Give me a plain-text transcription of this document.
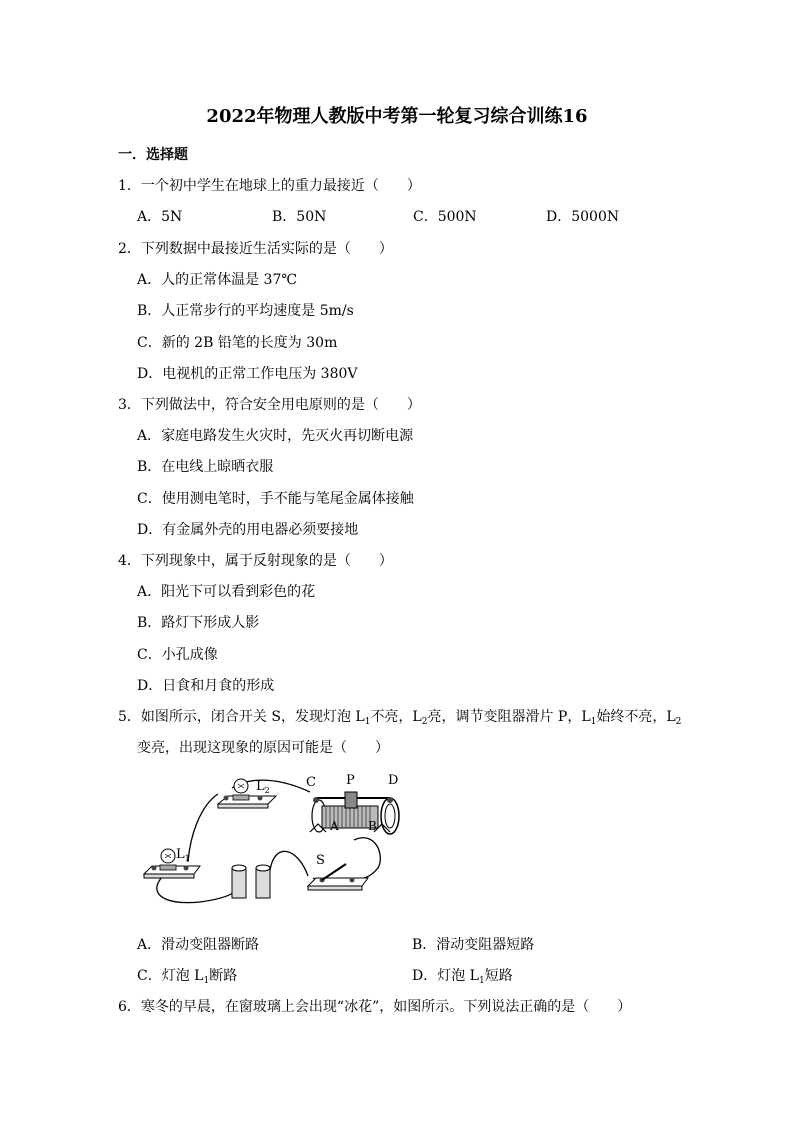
2022年物理人教版中考第一轮复习综合训练16
一．选择题
1．一个初中学生在地球上的重力最接近（　　）
A．5N	B．50N	C．500N	D．5000N
2．下列数据中最接近生活实际的是（　　）
A．人的正常体温是 37℃
B．人正常步行的平均速度是 5m/s
C．新的 2B 铅笔的长度为 30m
D．电视机的正常工作电压为 380V
3．下列做法中，符合安全用电原则的是（　　）
A．家庭电路发生火灾时，先灭火再切断电源
B．在电线上晾晒衣服
C．使用测电笔时，手不能与笔尾金属体接触
D．有金属外壳的用电器必须要接地
4．下列现象中，属于反射现象的是（　　）
A．阳光下可以看到彩色的花
B．路灯下形成人影
C．小孔成像
D．日食和月食的形成
5．如图所示，闭合开关 S，发现灯泡 $L_1$不亮，$L_2$亮，调节变阻器滑片 P，$L_1$始终不亮，$L_2$
变亮，出现这现象的原因可能是（　　）
$L_2$
$L_1$
C P	D
A B
S
A．滑动变阻器断路	B．滑动变阻器短路
C．灯泡 $L_1$断路	D．灯泡 $L_1$短路
6．寒冬的早晨，在窗玻璃上会出现“冰花”，如图所示。下列说法正确的是（　　）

== == ==

◆ WHAT IS ASKED: From the entries above, return each line with the word "如图所示" in it.

◆ ANSWER FOR THE TASK:
5．如图所示，闭合开关 S，发现灯泡 $L_1$不亮，$L_2$亮，调节变阻器滑片 P，$L_1$始终不亮，$L_2$
6．寒冬的早晨，在窗玻璃上会出现“冰花”，如图所示。下列说法正确的是（　　）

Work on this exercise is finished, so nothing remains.